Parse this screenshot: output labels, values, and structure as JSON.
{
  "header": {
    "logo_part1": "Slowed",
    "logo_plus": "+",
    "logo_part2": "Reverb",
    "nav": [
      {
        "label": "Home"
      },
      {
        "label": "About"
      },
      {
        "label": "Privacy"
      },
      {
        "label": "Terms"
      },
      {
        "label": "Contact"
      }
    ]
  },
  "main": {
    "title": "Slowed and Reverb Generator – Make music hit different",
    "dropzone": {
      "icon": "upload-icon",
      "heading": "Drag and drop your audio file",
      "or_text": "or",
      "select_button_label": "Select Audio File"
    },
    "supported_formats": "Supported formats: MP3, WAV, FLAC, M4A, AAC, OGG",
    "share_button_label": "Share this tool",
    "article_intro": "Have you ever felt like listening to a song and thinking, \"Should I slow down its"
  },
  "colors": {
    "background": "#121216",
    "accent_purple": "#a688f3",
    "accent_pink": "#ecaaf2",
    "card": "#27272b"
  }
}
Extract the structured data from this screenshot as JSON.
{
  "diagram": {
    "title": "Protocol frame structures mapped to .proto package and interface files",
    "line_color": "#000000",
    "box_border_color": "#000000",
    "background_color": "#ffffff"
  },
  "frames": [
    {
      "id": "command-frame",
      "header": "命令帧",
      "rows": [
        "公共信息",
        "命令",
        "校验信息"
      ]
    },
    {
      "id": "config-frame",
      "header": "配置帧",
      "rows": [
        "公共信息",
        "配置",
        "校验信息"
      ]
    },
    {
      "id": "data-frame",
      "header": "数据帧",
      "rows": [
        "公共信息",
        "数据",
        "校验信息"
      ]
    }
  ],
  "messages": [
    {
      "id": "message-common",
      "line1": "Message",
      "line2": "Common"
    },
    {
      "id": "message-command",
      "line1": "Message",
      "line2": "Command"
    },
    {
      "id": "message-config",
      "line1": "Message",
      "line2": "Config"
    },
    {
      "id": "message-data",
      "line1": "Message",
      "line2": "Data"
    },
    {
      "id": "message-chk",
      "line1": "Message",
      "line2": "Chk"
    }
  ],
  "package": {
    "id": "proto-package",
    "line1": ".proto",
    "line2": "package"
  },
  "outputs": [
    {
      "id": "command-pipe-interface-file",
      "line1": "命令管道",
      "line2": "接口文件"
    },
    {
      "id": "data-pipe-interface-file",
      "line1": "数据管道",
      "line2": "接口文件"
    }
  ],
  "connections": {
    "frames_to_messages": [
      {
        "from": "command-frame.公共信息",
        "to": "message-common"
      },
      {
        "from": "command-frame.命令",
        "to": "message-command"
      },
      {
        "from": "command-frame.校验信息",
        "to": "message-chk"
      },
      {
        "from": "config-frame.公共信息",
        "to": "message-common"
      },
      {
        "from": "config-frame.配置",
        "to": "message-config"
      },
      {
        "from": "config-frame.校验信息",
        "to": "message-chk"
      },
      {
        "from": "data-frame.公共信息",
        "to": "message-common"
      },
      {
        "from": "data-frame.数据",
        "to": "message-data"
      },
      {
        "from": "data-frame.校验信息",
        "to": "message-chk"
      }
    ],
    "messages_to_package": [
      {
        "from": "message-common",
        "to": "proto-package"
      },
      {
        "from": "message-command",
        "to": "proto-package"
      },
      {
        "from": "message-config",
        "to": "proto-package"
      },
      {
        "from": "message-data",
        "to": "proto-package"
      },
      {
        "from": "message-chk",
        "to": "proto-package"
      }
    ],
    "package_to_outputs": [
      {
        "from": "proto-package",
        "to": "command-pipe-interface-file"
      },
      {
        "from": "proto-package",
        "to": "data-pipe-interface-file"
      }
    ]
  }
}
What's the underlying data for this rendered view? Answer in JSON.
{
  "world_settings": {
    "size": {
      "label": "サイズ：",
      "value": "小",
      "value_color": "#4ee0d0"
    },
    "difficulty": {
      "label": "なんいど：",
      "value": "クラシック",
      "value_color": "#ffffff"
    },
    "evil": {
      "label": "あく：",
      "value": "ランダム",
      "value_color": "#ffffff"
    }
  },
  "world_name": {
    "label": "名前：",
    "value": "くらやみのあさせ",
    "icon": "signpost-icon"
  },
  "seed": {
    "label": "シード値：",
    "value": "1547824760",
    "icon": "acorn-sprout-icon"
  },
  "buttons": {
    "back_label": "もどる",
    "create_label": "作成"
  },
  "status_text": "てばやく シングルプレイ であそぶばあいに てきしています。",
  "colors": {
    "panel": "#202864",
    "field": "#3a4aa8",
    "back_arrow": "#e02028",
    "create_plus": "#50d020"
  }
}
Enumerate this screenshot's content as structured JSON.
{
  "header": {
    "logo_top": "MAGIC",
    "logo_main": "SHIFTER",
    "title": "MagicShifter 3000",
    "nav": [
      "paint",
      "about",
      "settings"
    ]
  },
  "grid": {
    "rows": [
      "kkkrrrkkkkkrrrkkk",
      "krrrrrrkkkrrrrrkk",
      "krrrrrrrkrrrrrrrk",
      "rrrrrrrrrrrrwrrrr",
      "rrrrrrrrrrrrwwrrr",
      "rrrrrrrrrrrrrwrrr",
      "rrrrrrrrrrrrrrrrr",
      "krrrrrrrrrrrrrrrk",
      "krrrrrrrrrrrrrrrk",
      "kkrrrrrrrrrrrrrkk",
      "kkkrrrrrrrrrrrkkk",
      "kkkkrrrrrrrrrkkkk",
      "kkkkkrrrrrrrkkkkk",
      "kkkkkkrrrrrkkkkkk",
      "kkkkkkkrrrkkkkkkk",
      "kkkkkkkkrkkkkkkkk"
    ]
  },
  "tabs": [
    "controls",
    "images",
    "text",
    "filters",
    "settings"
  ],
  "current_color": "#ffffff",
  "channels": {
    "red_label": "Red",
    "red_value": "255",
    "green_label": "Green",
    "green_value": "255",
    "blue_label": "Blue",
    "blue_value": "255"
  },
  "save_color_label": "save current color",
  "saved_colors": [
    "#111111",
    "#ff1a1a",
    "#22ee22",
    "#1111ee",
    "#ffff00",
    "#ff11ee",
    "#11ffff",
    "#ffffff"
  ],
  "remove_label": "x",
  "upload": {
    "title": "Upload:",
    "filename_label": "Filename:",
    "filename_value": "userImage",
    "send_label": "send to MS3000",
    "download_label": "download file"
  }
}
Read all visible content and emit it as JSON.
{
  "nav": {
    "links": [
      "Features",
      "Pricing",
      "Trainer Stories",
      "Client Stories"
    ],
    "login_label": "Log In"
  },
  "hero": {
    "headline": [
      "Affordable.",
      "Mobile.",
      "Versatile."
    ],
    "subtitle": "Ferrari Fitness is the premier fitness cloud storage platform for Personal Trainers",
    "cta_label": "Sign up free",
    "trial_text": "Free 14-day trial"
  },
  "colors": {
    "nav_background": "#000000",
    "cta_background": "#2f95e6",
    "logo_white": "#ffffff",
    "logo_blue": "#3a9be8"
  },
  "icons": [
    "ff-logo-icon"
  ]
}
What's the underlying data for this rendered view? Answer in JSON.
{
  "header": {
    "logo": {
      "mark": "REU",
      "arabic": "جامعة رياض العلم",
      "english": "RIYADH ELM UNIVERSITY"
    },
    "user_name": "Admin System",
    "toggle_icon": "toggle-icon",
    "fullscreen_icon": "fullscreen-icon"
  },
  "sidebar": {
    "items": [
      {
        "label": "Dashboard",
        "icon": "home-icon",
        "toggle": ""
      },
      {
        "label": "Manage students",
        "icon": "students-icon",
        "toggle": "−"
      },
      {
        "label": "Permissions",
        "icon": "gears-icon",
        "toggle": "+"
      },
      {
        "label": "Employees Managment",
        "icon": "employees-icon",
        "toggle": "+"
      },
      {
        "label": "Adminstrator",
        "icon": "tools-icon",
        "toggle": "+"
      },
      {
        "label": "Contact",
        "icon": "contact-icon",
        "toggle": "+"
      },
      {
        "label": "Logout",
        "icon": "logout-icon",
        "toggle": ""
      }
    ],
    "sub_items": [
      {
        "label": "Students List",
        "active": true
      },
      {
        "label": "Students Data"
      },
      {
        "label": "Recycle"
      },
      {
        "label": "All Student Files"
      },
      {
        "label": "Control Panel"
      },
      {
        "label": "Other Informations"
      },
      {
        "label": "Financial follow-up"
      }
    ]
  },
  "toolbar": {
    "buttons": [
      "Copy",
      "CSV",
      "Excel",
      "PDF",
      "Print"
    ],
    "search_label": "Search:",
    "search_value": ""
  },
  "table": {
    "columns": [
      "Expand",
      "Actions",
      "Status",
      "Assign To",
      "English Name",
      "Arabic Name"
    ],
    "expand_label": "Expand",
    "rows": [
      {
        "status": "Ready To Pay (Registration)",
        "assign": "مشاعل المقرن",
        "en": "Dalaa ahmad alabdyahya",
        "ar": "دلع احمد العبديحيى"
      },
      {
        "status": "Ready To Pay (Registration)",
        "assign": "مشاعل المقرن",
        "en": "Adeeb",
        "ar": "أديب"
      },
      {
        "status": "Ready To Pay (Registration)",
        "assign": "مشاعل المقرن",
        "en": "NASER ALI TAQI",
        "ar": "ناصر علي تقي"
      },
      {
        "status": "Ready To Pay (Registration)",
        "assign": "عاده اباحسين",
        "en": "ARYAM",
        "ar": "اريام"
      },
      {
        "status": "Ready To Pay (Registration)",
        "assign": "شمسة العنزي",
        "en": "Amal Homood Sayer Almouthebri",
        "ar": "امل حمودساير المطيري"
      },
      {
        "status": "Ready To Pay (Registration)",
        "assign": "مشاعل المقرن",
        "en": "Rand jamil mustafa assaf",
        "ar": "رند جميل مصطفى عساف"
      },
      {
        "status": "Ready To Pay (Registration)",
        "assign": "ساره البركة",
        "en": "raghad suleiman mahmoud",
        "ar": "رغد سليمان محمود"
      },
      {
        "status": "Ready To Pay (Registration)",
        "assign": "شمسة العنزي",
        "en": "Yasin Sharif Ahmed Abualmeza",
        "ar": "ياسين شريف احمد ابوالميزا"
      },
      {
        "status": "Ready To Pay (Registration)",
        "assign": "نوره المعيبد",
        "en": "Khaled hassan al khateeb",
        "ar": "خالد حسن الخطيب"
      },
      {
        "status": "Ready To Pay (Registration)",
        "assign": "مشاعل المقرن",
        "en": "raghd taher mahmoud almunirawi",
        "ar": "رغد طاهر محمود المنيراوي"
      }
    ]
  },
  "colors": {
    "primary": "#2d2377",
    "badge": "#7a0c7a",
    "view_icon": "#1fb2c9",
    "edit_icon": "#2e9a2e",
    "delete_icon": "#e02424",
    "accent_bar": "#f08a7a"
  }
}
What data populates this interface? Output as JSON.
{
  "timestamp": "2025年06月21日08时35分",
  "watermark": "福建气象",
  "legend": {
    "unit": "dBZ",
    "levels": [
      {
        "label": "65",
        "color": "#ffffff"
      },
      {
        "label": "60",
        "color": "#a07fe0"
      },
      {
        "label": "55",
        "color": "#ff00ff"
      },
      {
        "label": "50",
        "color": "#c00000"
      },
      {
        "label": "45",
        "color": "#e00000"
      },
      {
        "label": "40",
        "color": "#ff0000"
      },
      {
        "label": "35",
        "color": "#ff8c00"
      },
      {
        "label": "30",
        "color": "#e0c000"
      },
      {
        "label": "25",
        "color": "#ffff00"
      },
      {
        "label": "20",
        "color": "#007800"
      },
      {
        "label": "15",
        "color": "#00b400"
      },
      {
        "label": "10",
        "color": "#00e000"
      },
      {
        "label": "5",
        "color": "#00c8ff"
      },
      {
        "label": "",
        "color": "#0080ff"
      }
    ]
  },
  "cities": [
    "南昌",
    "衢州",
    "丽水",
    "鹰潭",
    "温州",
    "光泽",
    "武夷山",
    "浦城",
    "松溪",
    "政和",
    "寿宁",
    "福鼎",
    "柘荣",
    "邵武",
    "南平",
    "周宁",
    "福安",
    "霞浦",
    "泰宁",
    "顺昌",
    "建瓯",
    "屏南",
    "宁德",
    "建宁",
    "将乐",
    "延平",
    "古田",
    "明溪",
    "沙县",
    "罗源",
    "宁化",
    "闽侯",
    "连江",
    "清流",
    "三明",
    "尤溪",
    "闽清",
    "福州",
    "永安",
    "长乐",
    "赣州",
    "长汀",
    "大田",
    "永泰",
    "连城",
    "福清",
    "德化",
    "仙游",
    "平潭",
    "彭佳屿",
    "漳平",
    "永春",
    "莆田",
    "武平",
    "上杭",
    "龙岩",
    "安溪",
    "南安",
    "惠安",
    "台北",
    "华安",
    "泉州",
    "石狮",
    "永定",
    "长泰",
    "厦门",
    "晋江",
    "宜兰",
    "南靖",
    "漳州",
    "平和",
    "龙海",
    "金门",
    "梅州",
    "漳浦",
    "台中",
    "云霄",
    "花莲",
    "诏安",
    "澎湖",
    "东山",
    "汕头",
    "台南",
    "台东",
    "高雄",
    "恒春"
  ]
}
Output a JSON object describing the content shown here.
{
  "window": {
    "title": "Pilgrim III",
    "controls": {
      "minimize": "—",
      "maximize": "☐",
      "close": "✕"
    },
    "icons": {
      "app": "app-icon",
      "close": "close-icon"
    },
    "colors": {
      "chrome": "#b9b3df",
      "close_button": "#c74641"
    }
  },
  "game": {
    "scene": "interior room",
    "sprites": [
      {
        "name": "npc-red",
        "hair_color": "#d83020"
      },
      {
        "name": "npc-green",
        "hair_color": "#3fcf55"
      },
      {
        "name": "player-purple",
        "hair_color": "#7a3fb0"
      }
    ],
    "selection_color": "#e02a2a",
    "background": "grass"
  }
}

• **Instruction**: Everything from the line that contains "Output a JSON" through the end of the records must be duplicated exactly, and nothing outside that range.

• **Response for this exercise**:
Output a JSON object describing the content shown here.
{
  "window": {
    "title": "Pilgrim III",
    "controls": {
      "minimize": "—",
      "maximize": "☐",
      "close": "✕"
    },
    "icons": {
      "app": "app-icon",
      "close": "close-icon"
    },
    "colors": {
      "chrome": "#b9b3df",
      "close_button": "#c74641"
    }
  },
  "game": {
    "scene": "interior room",
    "sprites": [
      {
        "name": "npc-red",
        "hair_color": "#d83020"
      },
      {
        "name": "npc-green",
        "hair_color": "#3fcf55"
      },
      {
        "name": "player-purple",
        "hair_color": "#7a3fb0"
      }
    ],
    "selection_color": "#e02a2a",
    "background": "grass"
  }
}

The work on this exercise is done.